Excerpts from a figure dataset
□ □ □

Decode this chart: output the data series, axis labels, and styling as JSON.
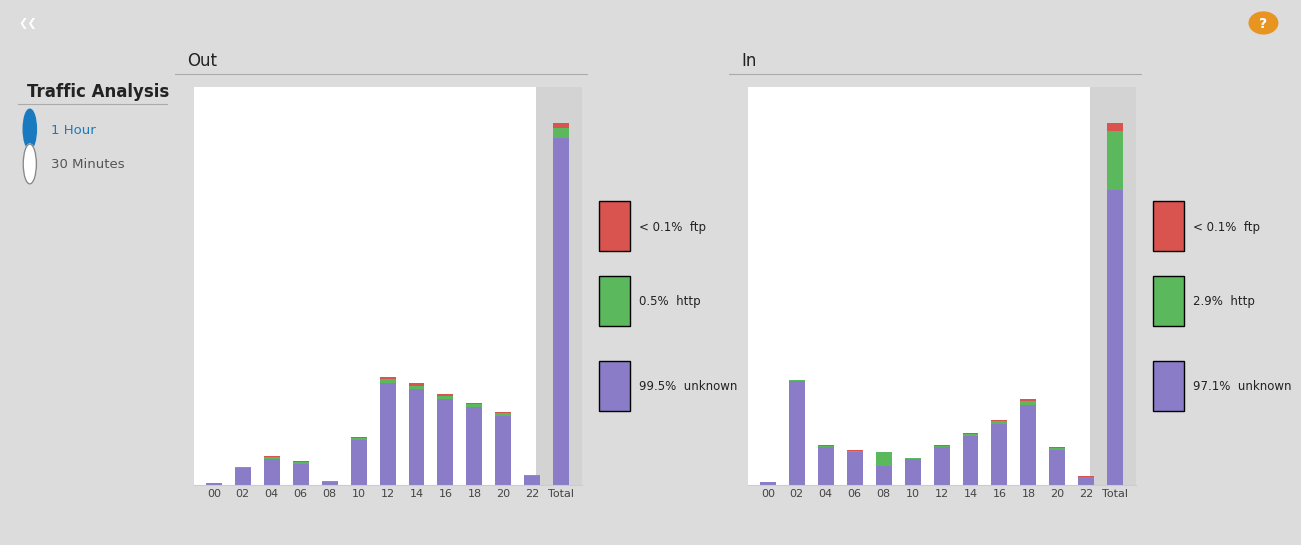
{
  "out_hours": [
    "00",
    "02",
    "04",
    "06",
    "08",
    "10",
    "12",
    "14",
    "16",
    "18",
    "20",
    "22",
    "Total"
  ],
  "out_unknown": [
    1.5,
    14,
    22,
    18,
    3,
    38,
    85,
    80,
    72,
    65,
    58,
    8,
    290
  ],
  "out_http": [
    0.15,
    1.0,
    1.5,
    1.2,
    0.3,
    1.5,
    3.5,
    3.2,
    2.8,
    2.5,
    2.2,
    0.5,
    8.0
  ],
  "out_ftp": [
    0.1,
    0.6,
    0.9,
    0.7,
    0.15,
    1.0,
    2.0,
    1.8,
    1.6,
    1.4,
    1.3,
    0.3,
    4.5
  ],
  "in_hours": [
    "00",
    "02",
    "04",
    "06",
    "08",
    "10",
    "12",
    "14",
    "16",
    "18",
    "20",
    "22",
    "Total"
  ],
  "in_unknown": [
    2.5,
    88,
    32,
    28,
    16,
    22,
    32,
    42,
    52,
    68,
    30,
    7,
    250
  ],
  "in_http": [
    0.15,
    0.8,
    1.5,
    1.2,
    12.0,
    0.8,
    1.2,
    1.6,
    2.2,
    3.0,
    1.2,
    0.3,
    50
  ],
  "in_ftp": [
    0.1,
    0.5,
    0.8,
    0.6,
    0.4,
    0.5,
    0.7,
    0.9,
    1.2,
    1.8,
    0.8,
    0.2,
    7.0
  ],
  "out_legend_items": [
    {
      "color": "#d9534f",
      "label": "< 0.1%  ftp"
    },
    {
      "color": "#5cb85c",
      "label": "0.5%  http"
    },
    {
      "color": "#8b7cc8",
      "label": "99.5%  unknown"
    }
  ],
  "in_legend_items": [
    {
      "color": "#d9534f",
      "label": "< 0.1%  ftp"
    },
    {
      "color": "#5cb85c",
      "label": "2.9%  http"
    },
    {
      "color": "#8b7cc8",
      "label": "97.1%  unknown"
    }
  ],
  "color_ftp": "#d9534f",
  "color_http": "#5cb85c",
  "color_unknown": "#8b7cc8",
  "bg_top": "#7f7f7f",
  "bg_sidebar": "#e8e8e8",
  "bg_panel": "#ffffff",
  "bg_legend": "#d3d3d3",
  "bg_main": "#dcdcdc",
  "title_text": "Traffic Analysis",
  "label_1hour": "1 Hour",
  "label_30min": "30 Minutes",
  "out_title": "Out",
  "in_title": "In"
}
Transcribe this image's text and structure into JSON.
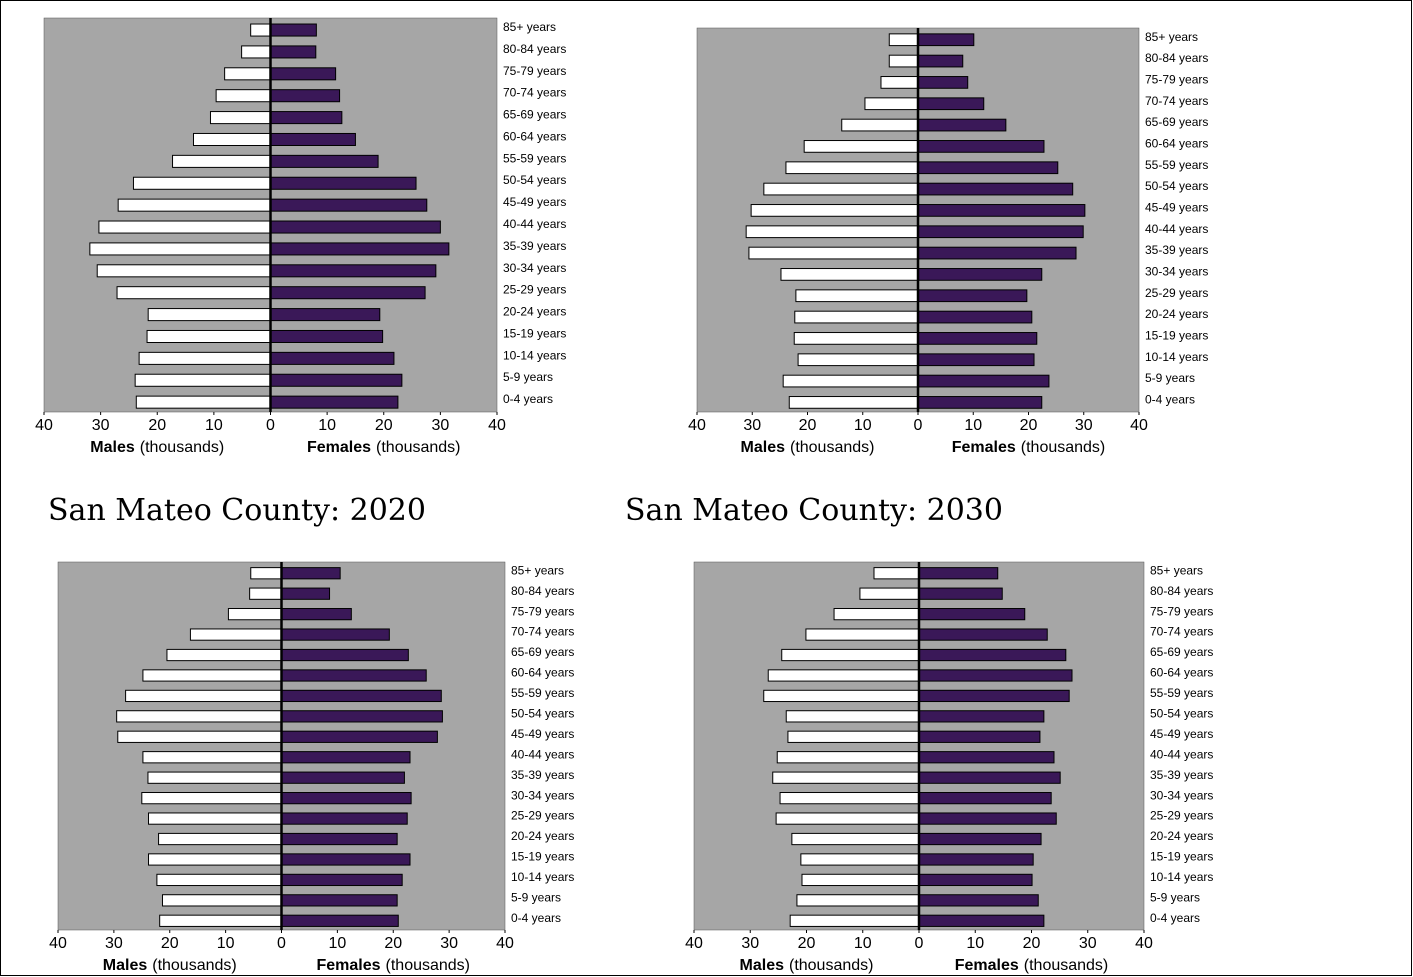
{
  "chart_data": [
    {
      "type": "bar",
      "orientation": "horizontal",
      "categories": [
        "85+ years",
        "80-84 years",
        "75-79 years",
        "70-74 years",
        "65-69 years",
        "60-64 years",
        "55-59 years",
        "50-54 years",
        "45-49 years",
        "40-44 years",
        "35-39 years",
        "30-34 years",
        "25-29 years",
        "20-24 years",
        "15-19 years",
        "10-14 years",
        "5-9 years",
        "0-4 years"
      ],
      "series": [
        {
          "color": "#ffffff",
          "values": [
            -3.5,
            -5.1,
            -8.1,
            -9.6,
            -10.6,
            -13.6,
            -17.3,
            -24.2,
            -26.9,
            -30.3,
            -31.9,
            -30.6,
            -27.1,
            -21.6,
            -21.8,
            -23.2,
            -23.9,
            -23.7
          ]
        },
        {
          "color": "#3a1858",
          "values": [
            8.1,
            8,
            11.5,
            12.2,
            12.6,
            15,
            19,
            25.7,
            27.6,
            30,
            31.5,
            29.2,
            27.3,
            19.3,
            19.8,
            21.8,
            23.2,
            22.5
          ]
        }
      ],
      "xlabels": [
        {
          "strong": "Males",
          "text": "(thousands)"
        },
        {
          "strong": "Females",
          "text": "(thousands)"
        }
      ],
      "xlim": [
        -40,
        40
      ],
      "xticks": [
        {
          "value": -40,
          "label": "40"
        },
        {
          "value": -30,
          "label": "30"
        },
        {
          "value": -20,
          "label": "20"
        },
        {
          "value": -10,
          "label": "10"
        },
        0,
        10,
        20,
        30,
        40
      ],
      "background": "#a6a6a6"
    },
    {
      "type": "bar",
      "orientation": "horizontal",
      "categories": [
        "85+ years",
        "80-84 years",
        "75-79 years",
        "70-74 years",
        "65-69 years",
        "60-64 years",
        "55-59 years",
        "50-54 years",
        "45-49 years",
        "40-44 years",
        "35-39 years",
        "30-34 years",
        "25-29 years",
        "20-24 years",
        "15-19 years",
        "10-14 years",
        "5-9 years",
        "0-4 years"
      ],
      "series": [
        {
          "color": "#ffffff",
          "values": [
            -5.2,
            -5.2,
            -6.7,
            -9.6,
            -13.8,
            -20.6,
            -23.9,
            -27.9,
            -30.2,
            -31.1,
            -30.6,
            -24.8,
            -22.1,
            -22.3,
            -22.4,
            -21.7,
            -24.4,
            -23.3
          ]
        },
        {
          "color": "#3a1858",
          "values": [
            10.1,
            8.1,
            9,
            11.9,
            15.9,
            22.8,
            25.3,
            28,
            30.2,
            29.9,
            28.6,
            22.4,
            19.7,
            20.6,
            21.5,
            21,
            23.7,
            22.4
          ]
        }
      ],
      "xlabels": [
        {
          "strong": "Males",
          "text": "(thousands)"
        },
        {
          "strong": "Females",
          "text": "(thousands)"
        }
      ],
      "xlim": [
        -40,
        40
      ],
      "xticks": [
        {
          "value": -40,
          "label": "40"
        },
        {
          "value": -30,
          "label": "30"
        },
        {
          "value": -20,
          "label": "20"
        },
        {
          "value": -10,
          "label": "10"
        },
        0,
        10,
        20,
        30,
        40
      ],
      "background": "#a6a6a6"
    },
    {
      "type": "bar",
      "orientation": "horizontal",
      "title": "San Mateo County:  2020",
      "categories": [
        "85+ years",
        "80-84 years",
        "75-79 years",
        "70-74 years",
        "65-69 years",
        "60-64 years",
        "55-59 years",
        "50-54 years",
        "45-49 years",
        "40-44 years",
        "35-39 years",
        "30-34 years",
        "25-29 years",
        "20-24 years",
        "15-19 years",
        "10-14 years",
        "5-9 years",
        "0-4 years"
      ],
      "series": [
        {
          "color": "#ffffff",
          "values": [
            -5.5,
            -5.7,
            -9.5,
            -16.3,
            -20.5,
            -24.8,
            -27.9,
            -29.5,
            -29.3,
            -24.8,
            -23.9,
            -25,
            -23.8,
            -22,
            -23.8,
            -22.3,
            -21.3,
            -21.8
          ]
        },
        {
          "color": "#3a1858",
          "values": [
            10.5,
            8.6,
            12.5,
            19.3,
            22.7,
            25.9,
            28.6,
            28.8,
            27.9,
            23,
            22,
            23.2,
            22.5,
            20.7,
            23,
            21.6,
            20.7,
            20.9
          ]
        }
      ],
      "xlabels": [
        {
          "strong": "Males",
          "text": "(thousands)"
        },
        {
          "strong": "Females",
          "text": "(thousands)"
        }
      ],
      "xlim": [
        -40,
        40
      ],
      "xticks": [
        {
          "value": -40,
          "label": "40"
        },
        {
          "value": -30,
          "label": "30"
        },
        {
          "value": -20,
          "label": "20"
        },
        {
          "value": -10,
          "label": "10"
        },
        0,
        10,
        20,
        30,
        40
      ],
      "background": "#a6a6a6"
    },
    {
      "type": "bar",
      "orientation": "horizontal",
      "title": "San Mateo County:  2030",
      "categories": [
        "85+ years",
        "80-84 years",
        "75-79 years",
        "70-74 years",
        "65-69 years",
        "60-64 years",
        "55-59 years",
        "50-54 years",
        "45-49 years",
        "40-44 years",
        "35-39 years",
        "30-34 years",
        "25-29 years",
        "20-24 years",
        "15-19 years",
        "10-14 years",
        "5-9 years",
        "0-4 years"
      ],
      "series": [
        {
          "color": "#ffffff",
          "values": [
            -8,
            -10.5,
            -15.1,
            -20.1,
            -24.4,
            -26.8,
            -27.6,
            -23.6,
            -23.3,
            -25.2,
            -26,
            -24.7,
            -25.4,
            -22.6,
            -21,
            -20.8,
            -21.7,
            -22.9
          ]
        },
        {
          "color": "#3a1858",
          "values": [
            14,
            14.8,
            18.8,
            22.8,
            26.1,
            27.2,
            26.7,
            22.2,
            21.5,
            24,
            25.1,
            23.5,
            24.4,
            21.7,
            20.3,
            20.1,
            21.2,
            22.2
          ]
        }
      ],
      "xlabels": [
        {
          "strong": "Males",
          "text": "(thousands)"
        },
        {
          "strong": "Females",
          "text": "(thousands)"
        }
      ],
      "xlim": [
        -40,
        40
      ],
      "xticks": [
        {
          "value": -40,
          "label": "40"
        },
        {
          "value": -30,
          "label": "30"
        },
        {
          "value": -20,
          "label": "20"
        },
        {
          "value": -10,
          "label": "10"
        },
        0,
        10,
        20,
        30,
        40
      ],
      "background": "#a6a6a6"
    }
  ]
}
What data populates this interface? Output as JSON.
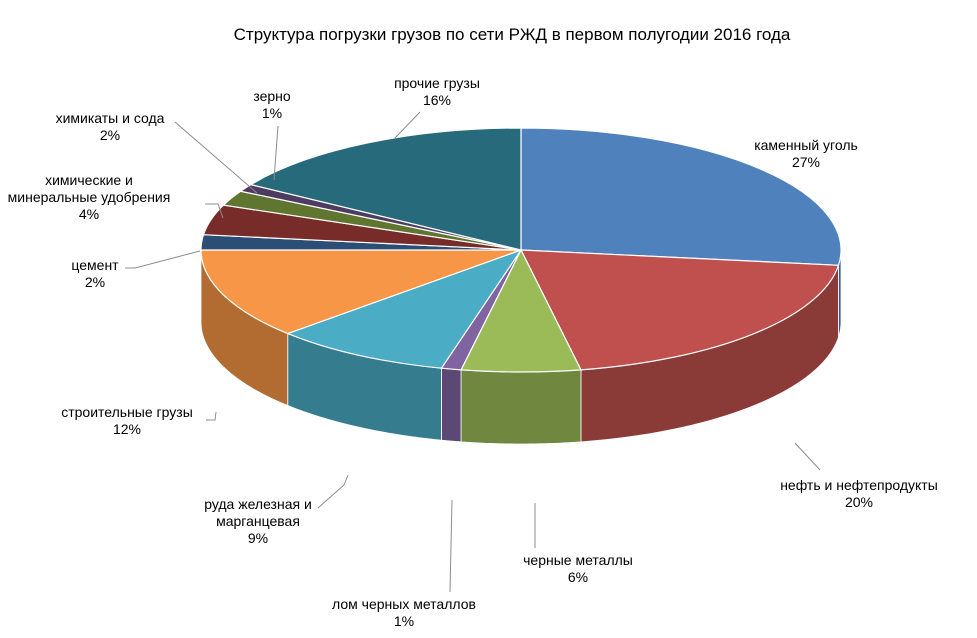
{
  "chart_data": {
    "type": "pie",
    "title": "Структура погрузки грузов по сети РЖД в первом полугодии 2016 года",
    "unit": "%",
    "slices": [
      {
        "label": [
          "каменный уголь"
        ],
        "value": 27,
        "display": "27%",
        "color": "#4f81bd"
      },
      {
        "label": [
          "нефть и нефтепродукты"
        ],
        "value": 20,
        "display": "20%",
        "color": "#c0504d"
      },
      {
        "label": [
          "черные металлы"
        ],
        "value": 6,
        "display": "6%",
        "color": "#9bbb59"
      },
      {
        "label": [
          "лом черных металлов"
        ],
        "value": 1,
        "display": "1%",
        "color": "#8064a2"
      },
      {
        "label": [
          "руда железная и",
          "марганцевая"
        ],
        "value": 9,
        "display": "9%",
        "color": "#4bacc6"
      },
      {
        "label": [
          "строительные грузы"
        ],
        "value": 12,
        "display": "12%",
        "color": "#f79646"
      },
      {
        "label": [
          "цемент"
        ],
        "value": 2,
        "display": "2%",
        "color": "#2c4d75"
      },
      {
        "label": [
          "химические и",
          "минеральные удобрения"
        ],
        "value": 4,
        "display": "4%",
        "color": "#772c2a"
      },
      {
        "label": [
          "химикаты и сода"
        ],
        "value": 2,
        "display": "2%",
        "color": "#5f7530"
      },
      {
        "label": [
          "зерно"
        ],
        "value": 1,
        "display": "1%",
        "color": "#4d3b62"
      },
      {
        "label": [
          "прочие грузы"
        ],
        "value": 16,
        "display": "16%",
        "color": "#276a7c"
      }
    ]
  }
}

□ □ □

* **WHAT THE EXERCISE ASKS**: Check all the records above and select each line where the string "County" is found.

* **OUTPUT FOR THIS TASK**:
      "title": "San Mateo County:  2020",
      "title": "San Mateo County:  2030",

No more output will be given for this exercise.